- _Task to carry out_:
The records below are to be transcribed exactly, with the pictures removed.

- _Records contained in a dataset_:
= = = =
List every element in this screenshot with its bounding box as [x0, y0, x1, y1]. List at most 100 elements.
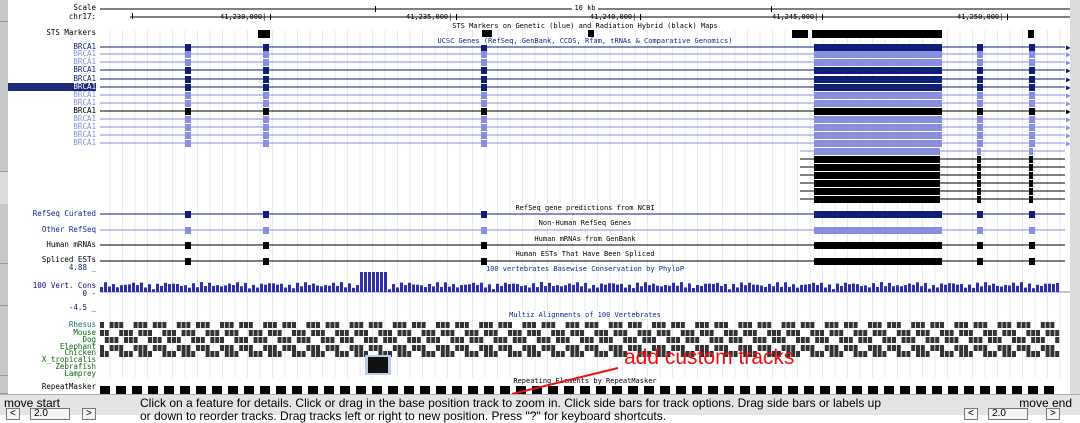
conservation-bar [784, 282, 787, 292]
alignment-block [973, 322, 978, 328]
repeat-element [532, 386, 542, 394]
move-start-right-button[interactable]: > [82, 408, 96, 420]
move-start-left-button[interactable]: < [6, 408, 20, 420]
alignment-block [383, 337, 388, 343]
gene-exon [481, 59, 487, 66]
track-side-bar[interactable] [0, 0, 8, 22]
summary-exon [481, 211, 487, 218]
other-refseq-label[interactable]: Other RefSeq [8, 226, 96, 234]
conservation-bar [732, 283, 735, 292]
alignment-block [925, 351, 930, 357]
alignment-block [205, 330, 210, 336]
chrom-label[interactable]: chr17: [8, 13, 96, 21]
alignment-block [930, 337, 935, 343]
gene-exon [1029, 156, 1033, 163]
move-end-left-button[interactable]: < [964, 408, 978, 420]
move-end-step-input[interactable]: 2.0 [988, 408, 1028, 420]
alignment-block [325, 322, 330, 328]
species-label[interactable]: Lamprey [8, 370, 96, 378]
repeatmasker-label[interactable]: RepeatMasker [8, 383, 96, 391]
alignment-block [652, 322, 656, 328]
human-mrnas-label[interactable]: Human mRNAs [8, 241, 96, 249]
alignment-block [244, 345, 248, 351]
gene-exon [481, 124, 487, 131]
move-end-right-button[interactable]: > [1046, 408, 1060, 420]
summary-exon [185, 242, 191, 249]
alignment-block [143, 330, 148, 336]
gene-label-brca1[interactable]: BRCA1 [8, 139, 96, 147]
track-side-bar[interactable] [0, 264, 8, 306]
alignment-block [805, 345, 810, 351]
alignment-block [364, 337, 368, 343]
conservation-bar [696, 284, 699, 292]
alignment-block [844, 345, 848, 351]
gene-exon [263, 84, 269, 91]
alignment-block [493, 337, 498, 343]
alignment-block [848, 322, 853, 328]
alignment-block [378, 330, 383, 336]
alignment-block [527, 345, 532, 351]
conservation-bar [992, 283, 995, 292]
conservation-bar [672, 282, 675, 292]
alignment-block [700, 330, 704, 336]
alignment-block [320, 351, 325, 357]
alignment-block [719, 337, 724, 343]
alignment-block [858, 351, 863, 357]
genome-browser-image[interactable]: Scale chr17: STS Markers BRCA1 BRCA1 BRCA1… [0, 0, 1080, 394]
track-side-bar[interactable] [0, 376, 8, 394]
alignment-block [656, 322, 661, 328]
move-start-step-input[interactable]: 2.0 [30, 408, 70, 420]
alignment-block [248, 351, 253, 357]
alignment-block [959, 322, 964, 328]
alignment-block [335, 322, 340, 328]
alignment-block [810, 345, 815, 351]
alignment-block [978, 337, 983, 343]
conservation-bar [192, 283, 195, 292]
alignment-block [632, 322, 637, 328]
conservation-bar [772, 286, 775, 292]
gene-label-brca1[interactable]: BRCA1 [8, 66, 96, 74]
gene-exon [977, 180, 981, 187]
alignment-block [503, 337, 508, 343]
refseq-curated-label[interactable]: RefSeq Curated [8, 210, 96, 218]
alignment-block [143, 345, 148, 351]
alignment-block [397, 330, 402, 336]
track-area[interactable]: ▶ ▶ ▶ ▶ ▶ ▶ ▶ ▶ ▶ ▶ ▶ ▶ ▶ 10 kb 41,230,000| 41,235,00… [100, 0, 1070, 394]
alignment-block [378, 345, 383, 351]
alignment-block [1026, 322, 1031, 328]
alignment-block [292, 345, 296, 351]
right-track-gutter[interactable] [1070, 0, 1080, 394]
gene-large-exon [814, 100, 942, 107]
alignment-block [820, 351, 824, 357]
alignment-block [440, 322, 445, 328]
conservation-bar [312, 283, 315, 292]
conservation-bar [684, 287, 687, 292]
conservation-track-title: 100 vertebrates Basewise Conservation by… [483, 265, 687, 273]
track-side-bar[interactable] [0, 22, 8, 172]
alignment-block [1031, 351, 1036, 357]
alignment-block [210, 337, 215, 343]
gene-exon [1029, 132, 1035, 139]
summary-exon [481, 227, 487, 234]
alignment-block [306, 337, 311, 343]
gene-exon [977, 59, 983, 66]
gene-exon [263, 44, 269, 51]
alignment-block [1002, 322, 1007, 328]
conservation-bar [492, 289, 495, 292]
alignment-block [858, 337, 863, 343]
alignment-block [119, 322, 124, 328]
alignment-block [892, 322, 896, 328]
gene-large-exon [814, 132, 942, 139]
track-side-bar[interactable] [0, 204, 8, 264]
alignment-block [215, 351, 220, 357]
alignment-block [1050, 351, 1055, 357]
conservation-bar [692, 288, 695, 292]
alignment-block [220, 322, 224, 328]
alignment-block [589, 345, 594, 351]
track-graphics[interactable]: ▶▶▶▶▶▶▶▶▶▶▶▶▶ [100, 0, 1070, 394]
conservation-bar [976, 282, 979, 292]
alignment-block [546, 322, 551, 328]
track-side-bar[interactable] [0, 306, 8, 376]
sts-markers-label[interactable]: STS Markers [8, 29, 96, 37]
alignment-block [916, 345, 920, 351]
= = = =
- _Answer to this task_:
List every element in this screenshot with its bounding box as [x0, y0, x1, y1]. List at most 100 elements.
conservation-bar [784, 282, 787, 292]
alignment-block [973, 322, 978, 328]
repeat-element [532, 386, 542, 394]
move-start-right-button[interactable]: > [82, 408, 96, 420]
move-start-left-button[interactable]: < [6, 408, 20, 420]
alignment-block [383, 337, 388, 343]
gene-exon [481, 59, 487, 66]
track-side-bar[interactable] [0, 0, 8, 22]
summary-exon [481, 211, 487, 218]
other-refseq-label[interactable]: Other RefSeq [8, 226, 96, 234]
conservation-bar [732, 283, 735, 292]
alignment-block [925, 351, 930, 357]
alignment-block [205, 330, 210, 336]
chrom-label[interactable]: chr17: [8, 13, 96, 21]
alignment-block [930, 337, 935, 343]
gene-exon [1029, 156, 1033, 163]
move-end-left-button[interactable]: < [964, 408, 978, 420]
move-end-step-input[interactable]: 2.0 [988, 408, 1028, 420]
alignment-block [325, 322, 330, 328]
species-label[interactable]: Lamprey [8, 370, 96, 378]
repeatmasker-label[interactable]: RepeatMasker [8, 383, 96, 391]
alignment-block [652, 322, 656, 328]
human-mrnas-label[interactable]: Human mRNAs [8, 241, 96, 249]
alignment-block [244, 345, 248, 351]
gene-exon [481, 124, 487, 131]
move-end-right-button[interactable]: > [1046, 408, 1060, 420]
summary-exon [185, 242, 191, 249]
alignment-block [143, 330, 148, 336]
gene-label-brca1[interactable]: BRCA1 [8, 139, 96, 147]
track-side-bar[interactable] [0, 264, 8, 306]
alignment-block [805, 345, 810, 351]
alignment-block [364, 337, 368, 343]
conservation-bar [696, 284, 699, 292]
alignment-block [844, 345, 848, 351]
gene-exon [263, 84, 269, 91]
alignment-block [493, 337, 498, 343]
alignment-block [848, 322, 853, 328]
alignment-block [378, 330, 383, 336]
alignment-block [527, 345, 532, 351]
conservation-bar [992, 283, 995, 292]
conservation-bar [672, 282, 675, 292]
alignment-block [700, 330, 704, 336]
alignment-block [320, 351, 325, 357]
alignment-block [719, 337, 724, 343]
alignment-block [858, 351, 863, 357]
genome-browser-image[interactable]: Scale chr17: STS Markers BRCA1 BRCA1 BRCA1… [0, 0, 1080, 394]
track-side-bar[interactable] [0, 376, 8, 394]
alignment-block [656, 322, 661, 328]
move-start-step-input[interactable]: 2.0 [30, 408, 70, 420]
alignment-block [248, 351, 253, 357]
alignment-block [959, 322, 964, 328]
alignment-block [335, 322, 340, 328]
alignment-block [810, 345, 815, 351]
alignment-block [978, 337, 983, 343]
conservation-bar [192, 283, 195, 292]
alignment-block [632, 322, 637, 328]
conservation-bar [772, 286, 775, 292]
gene-label-brca1[interactable]: BRCA1 [8, 66, 96, 74]
gene-exon [977, 180, 981, 187]
alignment-block [503, 337, 508, 343]
refseq-curated-label[interactable]: RefSeq Curated [8, 210, 96, 218]
alignment-block [143, 345, 148, 351]
alignment-block [397, 330, 402, 336]
track-area[interactable]: ▶ ▶ ▶ ▶ ▶ ▶ ▶ ▶ ▶ ▶ ▶ ▶ ▶ 10 kb 41,230,000| 41,235,00… [100, 0, 1070, 394]
alignment-block [378, 345, 383, 351]
alignment-block [1026, 322, 1031, 328]
alignment-block [292, 345, 296, 351]
right-track-gutter[interactable] [1070, 0, 1080, 394]
gene-large-exon [814, 100, 942, 107]
alignment-block [820, 351, 824, 357]
alignment-block [440, 322, 445, 328]
conservation-bar [312, 283, 315, 292]
conservation-bar [684, 287, 687, 292]
conservation-track-title: 100 vertebrates Basewise Conservation by… [483, 265, 687, 273]
track-side-bar[interactable] [0, 22, 8, 172]
alignment-block [1031, 351, 1036, 357]
alignment-block [210, 337, 215, 343]
gene-exon [1029, 132, 1035, 139]
summary-exon [481, 227, 487, 234]
alignment-block [306, 337, 311, 343]
gene-exon [977, 59, 983, 66]
gene-exon [263, 44, 269, 51]
alignment-block [1002, 322, 1007, 328]
conservation-bar [492, 289, 495, 292]
alignment-block [858, 337, 863, 343]
alignment-block [119, 322, 124, 328]
alignment-block [892, 322, 896, 328]
gene-large-exon [814, 132, 942, 139]
track-side-bar[interactable] [0, 204, 8, 264]
alignment-block [215, 351, 220, 357]
alignment-block [1050, 351, 1055, 357]
conservation-bar [692, 288, 695, 292]
alignment-block [220, 322, 224, 328]
alignment-block [589, 345, 594, 351]
track-graphics[interactable]: ▶▶▶▶▶▶▶▶▶▶▶▶▶ [100, 0, 1070, 394]
conservation-bar [976, 282, 979, 292]
alignment-block [546, 322, 551, 328]
track-side-bar[interactable] [0, 306, 8, 376]
sts-markers-label[interactable]: STS Markers [8, 29, 96, 37]
alignment-block [916, 345, 920, 351]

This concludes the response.